Source records
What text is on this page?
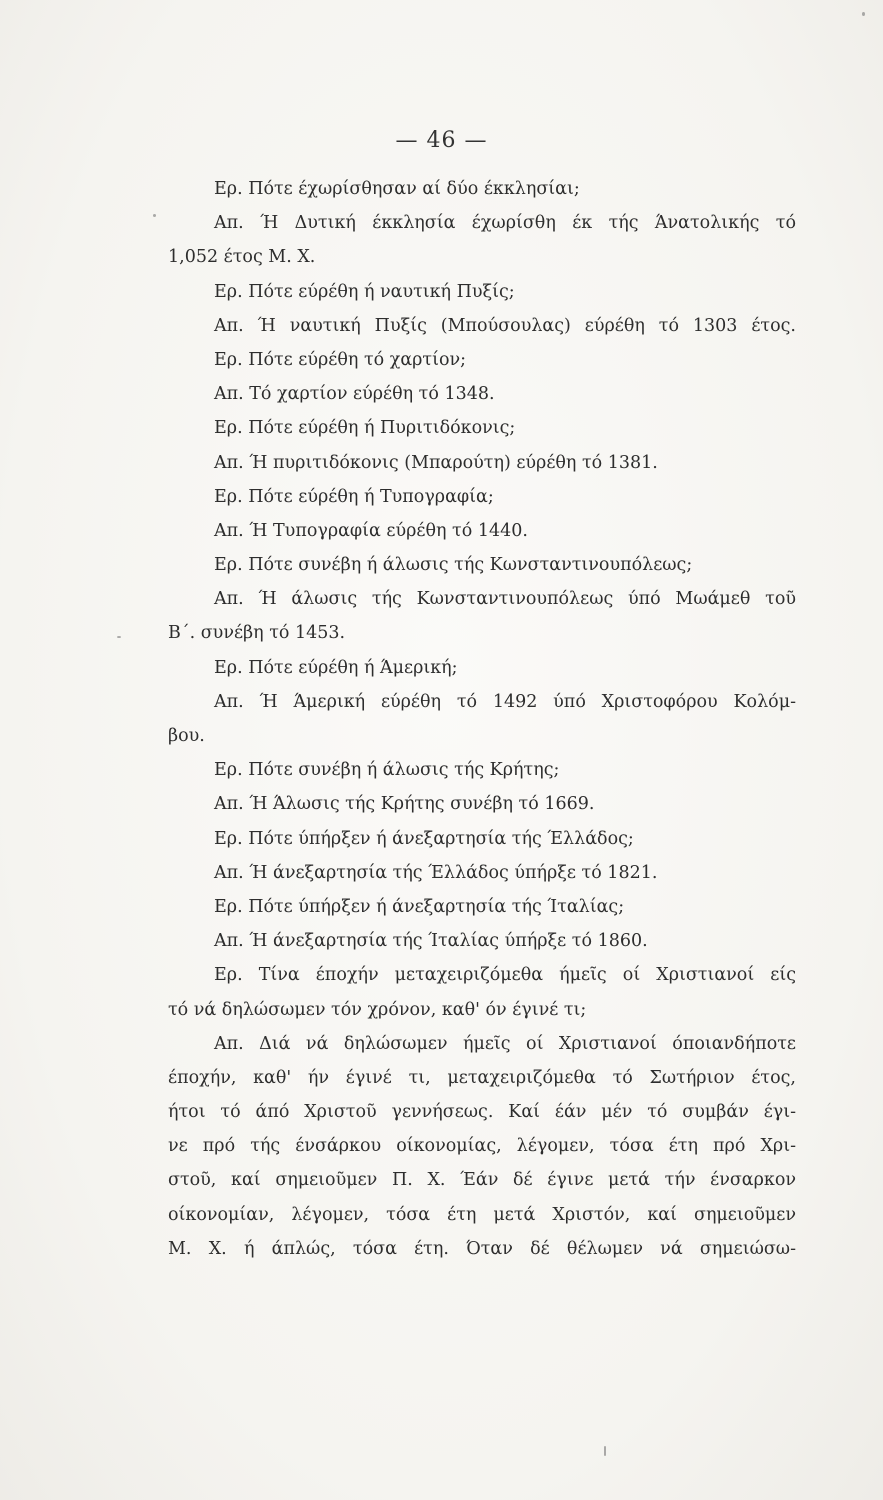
— 46 —
Ερ. Πότε έχωρίσθησαν αί δύο έκκλησίαι;
Απ. Ή Δυτική έκκλησία έχωρίσθη έκ τής Άνατολικής τό
1,052 έτος Μ. Χ.
Ερ. Πότε εύρέθη ή ναυτική Πυξίς;
Απ. Ή ναυτική Πυξίς (Μπούσουλας) εύρέθη τό 1303 έτος.
Ερ. Πότε εύρέθη τό χαρτίον;
Απ. Τό χαρτίον εύρέθη τό 1348.
Ερ. Πότε εύρέθη ή Πυριτιδόκονις;
Απ. Ή πυριτιδόκονις (Μπαρούτη) εύρέθη τό 1381.
Ερ. Πότε εύρέθη ή Τυπογραφία;
Απ. Ή Τυπογραφία εύρέθη τό 1440.
Ερ. Πότε συνέβη ή άλωσις τής Κωνσταντινουπόλεως;
Απ. Ή άλωσις τής Κωνσταντινουπόλεως ύπό Μωάμεθ τοῦ
Β΄. συνέβη τό 1453.
Ερ. Πότε εύρέθη ή Άμερική;
Απ. Ή Άμερική εύρέθη τό 1492 ύπό Χριστοφόρου Κολόμ-
βου.
Ερ. Πότε συνέβη ή άλωσις τής Κρήτης;
Απ. Ή Άλωσις τής Κρήτης συνέβη τό 1669.
Ερ. Πότε ύπήρξεν ή άνεξαρτησία τής Έλλάδος;
Απ. Ή άνεξαρτησία τής Έλλάδος ύπήρξε τό 1821.
Ερ. Πότε ύπήρξεν ή άνεξαρτησία τής Ίταλίας;
Απ. Ή άνεξαρτησία τής Ίταλίας ύπήρξε τό 1860.
Ερ. Τίνα έποχήν μεταχειριζόμεθα ήμεῖς οί Χριστιανοί είς
τό νά δηλώσωμεν τόν χρόνον, καθ' όν έγινέ τι;
Απ. Διά νά δηλώσωμεν ήμεῖς οί Χριστιανοί όποιανδήποτε
έποχήν, καθ' ήν έγινέ τι, μεταχειριζόμεθα τό Σωτήριον έτος,
ήτοι τό άπό Χριστοῦ γεννήσεως. Καί έάν μέν τό συμβάν έγι-
νε πρό τής ένσάρκου οίκονομίας, λέγομεν, τόσα έτη πρό Χρι-
στοῦ, καί σημειοῦμεν Π. Χ. Έάν δέ έγινε μετά τήν ένσαρκον
οίκονομίαν, λέγομεν, τόσα έτη μετά Χριστόν, καί σημειοῦμεν
Μ. Χ. ή άπλώς, τόσα έτη. Όταν δέ θέλωμεν νά σημειώσω-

Task prompt
Collect each line holding the string "Πυξίς".

Result
Ερ. Πότε εύρέθη ή ναυτική Πυξίς;
Απ. Ή ναυτική Πυξίς (Μπούσουλας) εύρέθη τό 1303 έτος.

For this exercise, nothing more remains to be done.